**Task objective:**
Every line that contains the word "skills" should be copied.
--- --- ---
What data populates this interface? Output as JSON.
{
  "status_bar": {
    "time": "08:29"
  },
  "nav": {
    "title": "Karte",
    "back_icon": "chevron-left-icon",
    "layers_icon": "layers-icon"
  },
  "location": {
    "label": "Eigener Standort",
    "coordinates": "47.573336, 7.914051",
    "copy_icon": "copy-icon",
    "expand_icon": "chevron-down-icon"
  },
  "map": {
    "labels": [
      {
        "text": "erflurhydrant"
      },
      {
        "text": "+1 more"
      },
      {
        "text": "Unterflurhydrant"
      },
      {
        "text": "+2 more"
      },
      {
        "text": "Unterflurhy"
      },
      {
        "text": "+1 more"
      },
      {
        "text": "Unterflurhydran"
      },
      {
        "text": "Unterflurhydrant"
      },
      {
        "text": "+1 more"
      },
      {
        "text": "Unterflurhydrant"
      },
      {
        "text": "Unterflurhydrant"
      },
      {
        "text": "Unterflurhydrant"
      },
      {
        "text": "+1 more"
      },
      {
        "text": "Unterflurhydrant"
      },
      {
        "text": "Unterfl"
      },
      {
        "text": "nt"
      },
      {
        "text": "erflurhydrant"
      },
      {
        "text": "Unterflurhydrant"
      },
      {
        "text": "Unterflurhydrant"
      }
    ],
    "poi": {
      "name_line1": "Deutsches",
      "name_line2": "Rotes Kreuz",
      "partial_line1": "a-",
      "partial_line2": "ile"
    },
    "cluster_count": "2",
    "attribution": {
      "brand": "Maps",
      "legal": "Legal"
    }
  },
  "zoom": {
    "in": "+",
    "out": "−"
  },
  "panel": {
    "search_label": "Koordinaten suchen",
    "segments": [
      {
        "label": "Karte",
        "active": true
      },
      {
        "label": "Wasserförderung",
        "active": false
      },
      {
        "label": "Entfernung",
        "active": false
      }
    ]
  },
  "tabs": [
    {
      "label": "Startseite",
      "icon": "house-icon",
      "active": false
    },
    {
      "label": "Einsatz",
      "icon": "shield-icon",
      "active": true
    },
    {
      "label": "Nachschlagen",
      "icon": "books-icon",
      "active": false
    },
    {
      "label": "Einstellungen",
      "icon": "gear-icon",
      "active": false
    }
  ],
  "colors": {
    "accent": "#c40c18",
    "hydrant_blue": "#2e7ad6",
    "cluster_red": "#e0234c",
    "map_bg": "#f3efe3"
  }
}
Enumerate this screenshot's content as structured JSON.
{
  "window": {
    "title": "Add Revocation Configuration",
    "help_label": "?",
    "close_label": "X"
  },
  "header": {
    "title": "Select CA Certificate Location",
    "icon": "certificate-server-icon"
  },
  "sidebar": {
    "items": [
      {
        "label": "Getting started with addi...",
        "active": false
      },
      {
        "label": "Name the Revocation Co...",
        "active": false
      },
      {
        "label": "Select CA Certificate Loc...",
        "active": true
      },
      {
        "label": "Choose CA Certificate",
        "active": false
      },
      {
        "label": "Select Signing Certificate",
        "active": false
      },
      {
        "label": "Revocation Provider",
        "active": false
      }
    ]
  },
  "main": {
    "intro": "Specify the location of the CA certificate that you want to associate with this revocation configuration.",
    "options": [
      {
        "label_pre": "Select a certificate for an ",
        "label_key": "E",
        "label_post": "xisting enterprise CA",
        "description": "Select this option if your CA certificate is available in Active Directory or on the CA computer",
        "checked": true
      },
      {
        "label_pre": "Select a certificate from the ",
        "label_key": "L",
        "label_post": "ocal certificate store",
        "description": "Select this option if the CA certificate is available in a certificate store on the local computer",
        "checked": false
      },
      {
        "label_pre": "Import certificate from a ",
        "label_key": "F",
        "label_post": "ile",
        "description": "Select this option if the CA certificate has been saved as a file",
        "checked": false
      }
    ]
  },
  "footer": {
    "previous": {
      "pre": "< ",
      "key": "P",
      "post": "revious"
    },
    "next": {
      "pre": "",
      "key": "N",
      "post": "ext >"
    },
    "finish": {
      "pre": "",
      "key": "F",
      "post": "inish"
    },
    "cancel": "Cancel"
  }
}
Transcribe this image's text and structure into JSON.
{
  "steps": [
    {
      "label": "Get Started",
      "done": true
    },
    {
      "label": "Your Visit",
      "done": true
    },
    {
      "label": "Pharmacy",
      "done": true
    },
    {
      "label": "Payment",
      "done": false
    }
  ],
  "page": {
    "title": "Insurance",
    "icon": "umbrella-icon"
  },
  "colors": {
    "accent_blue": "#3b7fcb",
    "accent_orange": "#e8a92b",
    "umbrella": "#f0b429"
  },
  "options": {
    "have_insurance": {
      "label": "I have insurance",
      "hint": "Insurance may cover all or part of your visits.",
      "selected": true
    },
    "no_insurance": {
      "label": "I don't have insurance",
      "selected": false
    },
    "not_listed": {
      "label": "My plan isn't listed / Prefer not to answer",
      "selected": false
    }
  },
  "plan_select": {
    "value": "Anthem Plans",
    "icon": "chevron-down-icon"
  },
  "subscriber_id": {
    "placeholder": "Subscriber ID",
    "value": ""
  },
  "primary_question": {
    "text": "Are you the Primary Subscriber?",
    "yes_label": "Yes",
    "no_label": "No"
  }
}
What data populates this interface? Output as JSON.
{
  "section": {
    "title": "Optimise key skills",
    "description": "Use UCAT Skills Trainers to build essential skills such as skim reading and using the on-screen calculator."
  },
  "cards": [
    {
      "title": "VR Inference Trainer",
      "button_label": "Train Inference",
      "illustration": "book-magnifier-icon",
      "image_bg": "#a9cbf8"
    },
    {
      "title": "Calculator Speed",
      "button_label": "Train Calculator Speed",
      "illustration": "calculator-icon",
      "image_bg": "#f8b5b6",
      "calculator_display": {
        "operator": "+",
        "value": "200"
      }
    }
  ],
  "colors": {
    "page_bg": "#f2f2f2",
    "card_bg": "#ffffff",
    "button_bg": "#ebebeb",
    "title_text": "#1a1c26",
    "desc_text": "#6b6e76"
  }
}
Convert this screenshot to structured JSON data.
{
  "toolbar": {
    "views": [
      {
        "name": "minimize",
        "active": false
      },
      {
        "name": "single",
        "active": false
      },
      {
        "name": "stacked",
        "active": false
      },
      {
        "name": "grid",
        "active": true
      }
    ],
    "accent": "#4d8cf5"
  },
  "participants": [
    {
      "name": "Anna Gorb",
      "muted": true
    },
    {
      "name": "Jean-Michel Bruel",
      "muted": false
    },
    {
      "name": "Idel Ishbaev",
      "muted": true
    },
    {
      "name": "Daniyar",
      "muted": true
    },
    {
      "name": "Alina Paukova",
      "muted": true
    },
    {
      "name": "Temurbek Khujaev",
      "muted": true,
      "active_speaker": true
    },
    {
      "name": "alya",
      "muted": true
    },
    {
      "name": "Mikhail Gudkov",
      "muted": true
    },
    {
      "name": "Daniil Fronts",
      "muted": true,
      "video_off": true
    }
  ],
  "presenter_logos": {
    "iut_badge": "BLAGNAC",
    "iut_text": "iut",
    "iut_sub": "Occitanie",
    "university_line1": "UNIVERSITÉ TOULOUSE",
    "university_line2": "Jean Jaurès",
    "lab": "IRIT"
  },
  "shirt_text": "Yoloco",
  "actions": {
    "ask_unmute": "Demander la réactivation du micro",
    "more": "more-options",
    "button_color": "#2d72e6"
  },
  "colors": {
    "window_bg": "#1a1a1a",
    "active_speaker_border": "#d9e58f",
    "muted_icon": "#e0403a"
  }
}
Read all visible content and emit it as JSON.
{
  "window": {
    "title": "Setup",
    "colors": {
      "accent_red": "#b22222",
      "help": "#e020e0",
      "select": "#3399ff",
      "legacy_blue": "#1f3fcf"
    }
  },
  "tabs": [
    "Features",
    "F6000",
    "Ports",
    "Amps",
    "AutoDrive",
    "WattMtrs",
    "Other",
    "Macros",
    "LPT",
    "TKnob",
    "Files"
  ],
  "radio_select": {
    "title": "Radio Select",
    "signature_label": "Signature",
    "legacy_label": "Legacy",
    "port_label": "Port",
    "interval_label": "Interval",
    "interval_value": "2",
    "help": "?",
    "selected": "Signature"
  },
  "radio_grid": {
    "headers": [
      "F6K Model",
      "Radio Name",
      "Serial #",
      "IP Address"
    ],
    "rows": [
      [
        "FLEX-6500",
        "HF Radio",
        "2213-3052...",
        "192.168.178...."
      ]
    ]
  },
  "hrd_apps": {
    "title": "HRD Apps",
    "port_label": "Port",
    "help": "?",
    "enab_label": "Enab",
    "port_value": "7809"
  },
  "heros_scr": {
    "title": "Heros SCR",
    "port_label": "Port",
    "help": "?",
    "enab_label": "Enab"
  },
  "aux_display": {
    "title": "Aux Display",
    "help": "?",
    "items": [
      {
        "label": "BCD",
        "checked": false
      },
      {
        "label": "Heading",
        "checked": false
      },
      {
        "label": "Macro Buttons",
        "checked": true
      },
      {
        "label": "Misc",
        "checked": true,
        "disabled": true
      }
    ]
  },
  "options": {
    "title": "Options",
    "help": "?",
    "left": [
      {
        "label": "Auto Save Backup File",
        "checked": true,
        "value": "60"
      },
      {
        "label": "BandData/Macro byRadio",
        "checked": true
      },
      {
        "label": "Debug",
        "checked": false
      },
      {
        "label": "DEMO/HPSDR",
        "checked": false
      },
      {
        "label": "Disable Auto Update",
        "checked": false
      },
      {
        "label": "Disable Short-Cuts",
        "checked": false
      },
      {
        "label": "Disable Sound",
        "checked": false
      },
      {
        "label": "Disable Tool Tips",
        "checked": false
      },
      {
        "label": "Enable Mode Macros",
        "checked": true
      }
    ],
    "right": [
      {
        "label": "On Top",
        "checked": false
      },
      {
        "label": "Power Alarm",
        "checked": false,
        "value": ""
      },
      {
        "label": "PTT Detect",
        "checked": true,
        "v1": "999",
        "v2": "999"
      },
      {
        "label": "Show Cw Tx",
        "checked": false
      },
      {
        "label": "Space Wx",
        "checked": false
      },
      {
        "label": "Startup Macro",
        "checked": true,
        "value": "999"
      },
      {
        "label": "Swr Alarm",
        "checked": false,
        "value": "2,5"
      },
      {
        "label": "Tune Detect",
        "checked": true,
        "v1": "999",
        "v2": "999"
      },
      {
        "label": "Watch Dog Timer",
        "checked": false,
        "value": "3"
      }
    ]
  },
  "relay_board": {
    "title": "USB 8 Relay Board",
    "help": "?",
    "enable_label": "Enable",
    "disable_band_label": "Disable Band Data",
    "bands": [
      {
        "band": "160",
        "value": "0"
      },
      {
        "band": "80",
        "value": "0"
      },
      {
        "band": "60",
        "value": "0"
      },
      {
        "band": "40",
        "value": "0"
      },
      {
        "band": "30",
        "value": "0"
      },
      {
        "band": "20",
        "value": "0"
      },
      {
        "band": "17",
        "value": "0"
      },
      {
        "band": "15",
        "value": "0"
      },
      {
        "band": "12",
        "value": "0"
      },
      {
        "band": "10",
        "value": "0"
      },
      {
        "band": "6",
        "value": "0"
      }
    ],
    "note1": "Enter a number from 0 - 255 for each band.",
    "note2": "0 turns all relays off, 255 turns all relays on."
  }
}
--- --- ---
**The reply:**
    "title": "Optimise key skills",
    "description": "Use UCAT Skills Trainers to build essential skills such as skim reading and using the on-screen calculator."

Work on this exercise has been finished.